TO BE DONE = Pull out each line of the data that includes the word "negative".

===== DATA SHOWN

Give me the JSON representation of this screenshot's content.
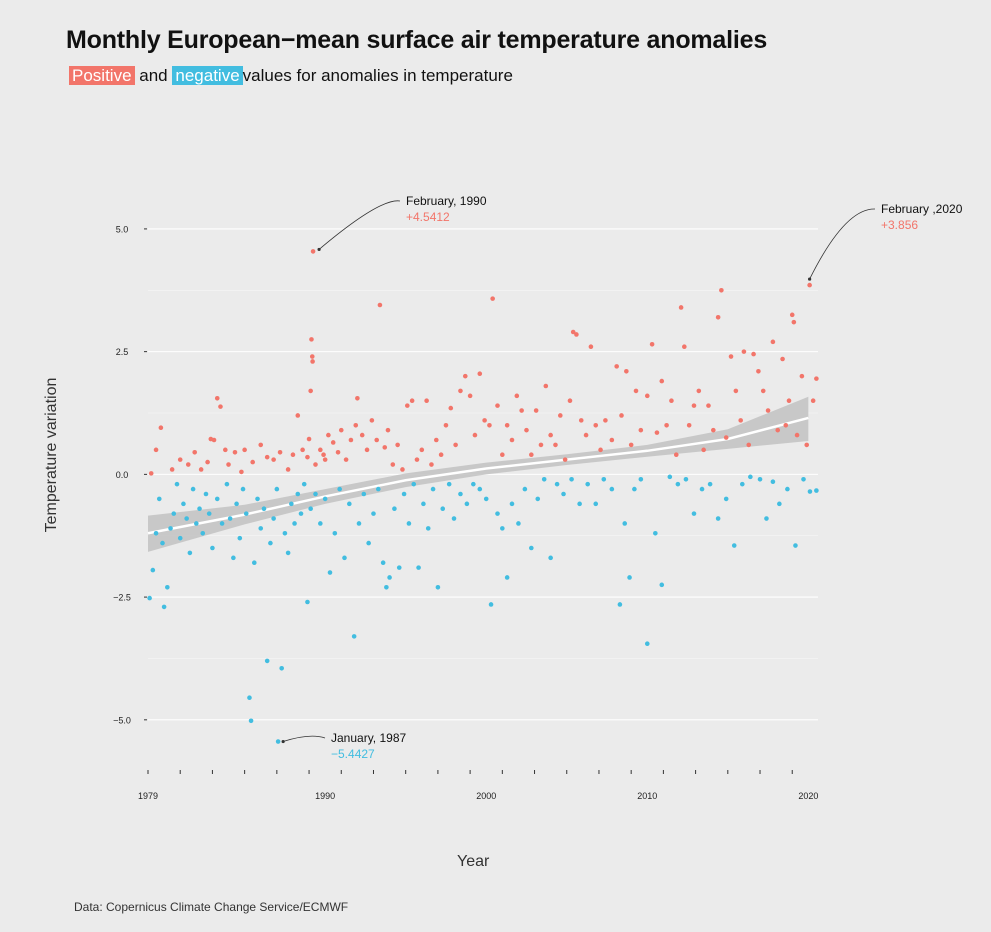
{
  "title": "Monthly European−mean surface air temperature anomalies",
  "subtitle": {
    "positive_label": "Positive",
    "joiner": "and",
    "negative_label": "negative",
    "rest": "values for anomalies in temperature"
  },
  "caption": "Data: Copernicus Climate Change Service/ECMWF",
  "colors": {
    "positive": "#f2756a",
    "negative": "#42bde0",
    "background": "#ebebeb",
    "trend": "#ffffff",
    "band": "#c4c4c4"
  },
  "chart_data": {
    "type": "scatter",
    "xlabel": "Year",
    "ylabel": "Temperature variation",
    "xlim": [
      1979,
      2020.6
    ],
    "ylim": [
      -5.9,
      6.2
    ],
    "x_ticks": [
      1979,
      1990,
      2000,
      2010,
      2020
    ],
    "x_tick_labels": [
      "1979",
      "1990",
      "2000",
      "2010",
      "2020"
    ],
    "y_ticks": [
      5.0,
      2.5,
      0.0,
      -2.5,
      -5.0
    ],
    "y_tick_labels": [
      "5.0",
      "2.5",
      "0.0",
      "−2.5",
      "−5.0"
    ],
    "grid": true,
    "series": [
      {
        "points": [
          [
            1979.1,
            -2.52
          ],
          [
            1979.3,
            -1.95
          ],
          [
            1979.5,
            -1.2
          ],
          [
            1979.7,
            -0.5
          ],
          [
            1979.9,
            -1.4
          ],
          [
            1980.0,
            -2.7
          ],
          [
            1980.2,
            -2.3
          ],
          [
            1980.4,
            -1.1
          ],
          [
            1980.6,
            -0.8
          ],
          [
            1980.8,
            -0.2
          ],
          [
            1981.0,
            -1.3
          ],
          [
            1981.2,
            -0.6
          ],
          [
            1981.4,
            -0.9
          ],
          [
            1981.6,
            -1.6
          ],
          [
            1981.8,
            -0.3
          ],
          [
            1982.0,
            -1.0
          ],
          [
            1982.2,
            -0.7
          ],
          [
            1982.4,
            -1.2
          ],
          [
            1982.6,
            -0.4
          ],
          [
            1982.8,
            -0.8
          ],
          [
            1983.0,
            -1.5
          ],
          [
            1983.3,
            -0.5
          ],
          [
            1983.6,
            -1.0
          ],
          [
            1983.9,
            -0.2
          ],
          [
            1984.1,
            -0.9
          ],
          [
            1984.3,
            -1.7
          ],
          [
            1984.5,
            -0.6
          ],
          [
            1984.7,
            -1.3
          ],
          [
            1984.9,
            -0.3
          ],
          [
            1985.1,
            -0.8
          ],
          [
            1985.3,
            -4.55
          ],
          [
            1985.4,
            -5.02
          ],
          [
            1985.6,
            -1.8
          ],
          [
            1985.8,
            -0.5
          ],
          [
            1986.0,
            -1.1
          ],
          [
            1986.2,
            -0.7
          ],
          [
            1986.4,
            -3.8
          ],
          [
            1986.6,
            -1.4
          ],
          [
            1986.8,
            -0.9
          ],
          [
            1987.0,
            -0.3
          ],
          [
            1987.08,
            -5.4427
          ],
          [
            1987.3,
            -3.95
          ],
          [
            1987.5,
            -1.2
          ],
          [
            1987.7,
            -1.6
          ],
          [
            1987.9,
            -0.6
          ],
          [
            1988.1,
            -1.0
          ],
          [
            1988.3,
            -0.4
          ],
          [
            1988.5,
            -0.8
          ],
          [
            1988.7,
            -0.2
          ],
          [
            1988.9,
            -2.6
          ],
          [
            1989.1,
            -0.7
          ],
          [
            1989.4,
            -0.4
          ],
          [
            1989.7,
            -1.0
          ],
          [
            1990.0,
            -0.5
          ],
          [
            1990.3,
            -2.0
          ],
          [
            1990.6,
            -1.2
          ],
          [
            1990.9,
            -0.3
          ],
          [
            1991.2,
            -1.7
          ],
          [
            1991.5,
            -0.6
          ],
          [
            1991.8,
            -3.3
          ],
          [
            1992.1,
            -1.0
          ],
          [
            1992.4,
            -0.4
          ],
          [
            1992.7,
            -1.4
          ],
          [
            1993.0,
            -0.8
          ],
          [
            1993.3,
            -0.3
          ],
          [
            1993.6,
            -1.8
          ],
          [
            1993.8,
            -2.3
          ],
          [
            1994.0,
            -2.1
          ],
          [
            1994.3,
            -0.7
          ],
          [
            1994.6,
            -1.9
          ],
          [
            1994.9,
            -0.4
          ],
          [
            1995.2,
            -1.0
          ],
          [
            1995.5,
            -0.2
          ],
          [
            1995.8,
            -1.9
          ],
          [
            1996.1,
            -0.6
          ],
          [
            1996.4,
            -1.1
          ],
          [
            1996.7,
            -0.3
          ],
          [
            1997.0,
            -2.3
          ],
          [
            1997.3,
            -0.7
          ],
          [
            1997.7,
            -0.2
          ],
          [
            1998.0,
            -0.9
          ],
          [
            1998.4,
            -0.4
          ],
          [
            1998.8,
            -0.6
          ],
          [
            1999.2,
            -0.2
          ],
          [
            1999.6,
            -0.3
          ],
          [
            2000.0,
            -0.5
          ],
          [
            2000.3,
            -2.65
          ],
          [
            2000.7,
            -0.8
          ],
          [
            2001.0,
            -1.1
          ],
          [
            2001.3,
            -2.1
          ],
          [
            2001.6,
            -0.6
          ],
          [
            2002.0,
            -1.0
          ],
          [
            2002.4,
            -0.3
          ],
          [
            2002.8,
            -1.5
          ],
          [
            2003.2,
            -0.5
          ],
          [
            2003.6,
            -0.1
          ],
          [
            2004.0,
            -1.7
          ],
          [
            2004.4,
            -0.2
          ],
          [
            2004.8,
            -0.4
          ],
          [
            2005.3,
            -0.1
          ],
          [
            2005.8,
            -0.6
          ],
          [
            2006.3,
            -0.2
          ],
          [
            2006.8,
            -0.6
          ],
          [
            2007.3,
            -0.1
          ],
          [
            2007.8,
            -0.3
          ],
          [
            2008.3,
            -2.65
          ],
          [
            2008.6,
            -1.0
          ],
          [
            2008.9,
            -2.1
          ],
          [
            2009.2,
            -0.3
          ],
          [
            2009.6,
            -0.1
          ],
          [
            2010.0,
            -3.45
          ],
          [
            2010.5,
            -1.2
          ],
          [
            2010.9,
            -2.25
          ],
          [
            2011.4,
            -0.05
          ],
          [
            2011.9,
            -0.2
          ],
          [
            2012.4,
            -0.1
          ],
          [
            2012.9,
            -0.8
          ],
          [
            2013.4,
            -0.3
          ],
          [
            2013.9,
            -0.2
          ],
          [
            2014.4,
            -0.9
          ],
          [
            2014.9,
            -0.5
          ],
          [
            2015.4,
            -1.45
          ],
          [
            2015.9,
            -0.2
          ],
          [
            2016.4,
            -0.05
          ],
          [
            2017.0,
            -0.1
          ],
          [
            2017.4,
            -0.9
          ],
          [
            2017.8,
            -0.15
          ],
          [
            2018.2,
            -0.6
          ],
          [
            2018.7,
            -0.3
          ],
          [
            2019.2,
            -1.45
          ],
          [
            2019.7,
            -0.1
          ],
          [
            2020.1,
            -0.35
          ],
          [
            2020.5,
            -0.33
          ]
        ],
        "color_key": "negative"
      },
      {
        "points": [
          [
            1979.2,
            0.02
          ],
          [
            1979.5,
            0.5
          ],
          [
            1979.8,
            0.95
          ],
          [
            1980.5,
            0.1
          ],
          [
            1981.0,
            0.3
          ],
          [
            1981.5,
            0.2
          ],
          [
            1981.9,
            0.45
          ],
          [
            1982.3,
            0.1
          ],
          [
            1982.7,
            0.25
          ],
          [
            1982.9,
            0.72
          ],
          [
            1983.1,
            0.7
          ],
          [
            1983.3,
            1.55
          ],
          [
            1983.5,
            1.38
          ],
          [
            1983.8,
            0.5
          ],
          [
            1984.0,
            0.2
          ],
          [
            1984.4,
            0.45
          ],
          [
            1984.8,
            0.05
          ],
          [
            1985.0,
            0.5
          ],
          [
            1985.5,
            0.25
          ],
          [
            1986.0,
            0.6
          ],
          [
            1986.4,
            0.35
          ],
          [
            1986.8,
            0.3
          ],
          [
            1987.2,
            0.45
          ],
          [
            1987.7,
            0.1
          ],
          [
            1988.0,
            0.4
          ],
          [
            1988.3,
            1.2
          ],
          [
            1988.6,
            0.5
          ],
          [
            1988.9,
            0.35
          ],
          [
            1989.0,
            0.72
          ],
          [
            1989.1,
            1.7
          ],
          [
            1989.15,
            2.75
          ],
          [
            1989.2,
            2.4
          ],
          [
            1989.22,
            2.3
          ],
          [
            1989.25,
            4.5412
          ],
          [
            1989.4,
            0.2
          ],
          [
            1989.7,
            0.5
          ],
          [
            1989.9,
            0.4
          ],
          [
            1990.0,
            0.3
          ],
          [
            1990.2,
            0.8
          ],
          [
            1990.5,
            0.65
          ],
          [
            1990.8,
            0.45
          ],
          [
            1991.0,
            0.9
          ],
          [
            1991.3,
            0.3
          ],
          [
            1991.6,
            0.7
          ],
          [
            1991.9,
            1.0
          ],
          [
            1992.0,
            1.55
          ],
          [
            1992.3,
            0.8
          ],
          [
            1992.6,
            0.5
          ],
          [
            1992.9,
            1.1
          ],
          [
            1993.2,
            0.7
          ],
          [
            1993.4,
            3.45
          ],
          [
            1993.7,
            0.55
          ],
          [
            1993.9,
            0.9
          ],
          [
            1994.2,
            0.2
          ],
          [
            1994.5,
            0.6
          ],
          [
            1994.8,
            0.1
          ],
          [
            1995.1,
            1.4
          ],
          [
            1995.4,
            1.5
          ],
          [
            1995.7,
            0.3
          ],
          [
            1996.0,
            0.5
          ],
          [
            1996.3,
            1.5
          ],
          [
            1996.6,
            0.2
          ],
          [
            1996.9,
            0.7
          ],
          [
            1997.2,
            0.4
          ],
          [
            1997.5,
            1.0
          ],
          [
            1997.8,
            1.35
          ],
          [
            1998.1,
            0.6
          ],
          [
            1998.4,
            1.7
          ],
          [
            1998.7,
            2.0
          ],
          [
            1999.0,
            1.6
          ],
          [
            1999.3,
            0.8
          ],
          [
            1999.6,
            2.05
          ],
          [
            1999.9,
            1.1
          ],
          [
            2000.2,
            1.0
          ],
          [
            2000.4,
            3.58
          ],
          [
            2000.7,
            1.4
          ],
          [
            2001.0,
            0.4
          ],
          [
            2001.3,
            1.0
          ],
          [
            2001.6,
            0.7
          ],
          [
            2001.9,
            1.6
          ],
          [
            2002.2,
            1.3
          ],
          [
            2002.5,
            0.9
          ],
          [
            2002.8,
            0.4
          ],
          [
            2003.1,
            1.3
          ],
          [
            2003.4,
            0.6
          ],
          [
            2003.7,
            1.8
          ],
          [
            2004.0,
            0.8
          ],
          [
            2004.3,
            0.6
          ],
          [
            2004.6,
            1.2
          ],
          [
            2004.9,
            0.3
          ],
          [
            2005.2,
            1.5
          ],
          [
            2005.4,
            2.9
          ],
          [
            2005.6,
            2.85
          ],
          [
            2005.9,
            1.1
          ],
          [
            2006.2,
            0.8
          ],
          [
            2006.5,
            2.6
          ],
          [
            2006.8,
            1.0
          ],
          [
            2007.1,
            0.5
          ],
          [
            2007.4,
            1.1
          ],
          [
            2007.8,
            0.7
          ],
          [
            2008.1,
            2.2
          ],
          [
            2008.4,
            1.2
          ],
          [
            2008.7,
            2.1
          ],
          [
            2009.0,
            0.6
          ],
          [
            2009.3,
            1.7
          ],
          [
            2009.6,
            0.9
          ],
          [
            2010.0,
            1.6
          ],
          [
            2010.3,
            2.65
          ],
          [
            2010.6,
            0.85
          ],
          [
            2010.9,
            1.9
          ],
          [
            2011.2,
            1.0
          ],
          [
            2011.5,
            1.5
          ],
          [
            2011.8,
            0.4
          ],
          [
            2012.1,
            3.4
          ],
          [
            2012.3,
            2.6
          ],
          [
            2012.6,
            1.0
          ],
          [
            2012.9,
            1.4
          ],
          [
            2013.2,
            1.7
          ],
          [
            2013.5,
            0.5
          ],
          [
            2013.8,
            1.4
          ],
          [
            2014.1,
            0.9
          ],
          [
            2014.4,
            3.2
          ],
          [
            2014.6,
            3.75
          ],
          [
            2014.9,
            0.75
          ],
          [
            2015.2,
            2.4
          ],
          [
            2015.5,
            1.7
          ],
          [
            2015.8,
            1.1
          ],
          [
            2016.0,
            2.5
          ],
          [
            2016.3,
            0.6
          ],
          [
            2016.6,
            2.45
          ],
          [
            2016.9,
            2.1
          ],
          [
            2017.2,
            1.7
          ],
          [
            2017.5,
            1.3
          ],
          [
            2017.8,
            2.7
          ],
          [
            2018.1,
            0.9
          ],
          [
            2018.4,
            2.35
          ],
          [
            2018.6,
            1.0
          ],
          [
            2018.8,
            1.5
          ],
          [
            2019.0,
            3.25
          ],
          [
            2019.1,
            3.1
          ],
          [
            2019.3,
            0.8
          ],
          [
            2019.6,
            2.0
          ],
          [
            2019.9,
            0.6
          ],
          [
            2020.08,
            3.856
          ],
          [
            2020.3,
            1.5
          ],
          [
            2020.5,
            1.95
          ]
        ],
        "color_key": "positive"
      }
    ],
    "trend": {
      "x": [
        1979,
        1985,
        1990,
        1995,
        2000,
        2005,
        2010,
        2015,
        2020
      ],
      "y": [
        -1.2,
        -0.82,
        -0.45,
        -0.12,
        0.12,
        0.3,
        0.48,
        0.72,
        1.15
      ],
      "band_low": [
        -1.58,
        -1.02,
        -0.6,
        -0.26,
        0.0,
        0.19,
        0.36,
        0.52,
        0.68
      ],
      "band_high": [
        -0.84,
        -0.62,
        -0.3,
        0.02,
        0.24,
        0.41,
        0.6,
        0.92,
        1.58
      ]
    },
    "annotations": [
      {
        "label": "February, 1990",
        "value": "+4.5412",
        "color_key": "positive"
      },
      {
        "label": "February ,2020",
        "value": "+3.856",
        "color_key": "positive"
      },
      {
        "label": "January, 1987",
        "value": "−5.4427",
        "color_key": "negative"
      }
    ]
  }
}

==========

WRITTEN ANSWER =
    "negative_label": "negative",
    "negative": "#42bde0",
        "color_key": "negative"
        "color_key": "negative"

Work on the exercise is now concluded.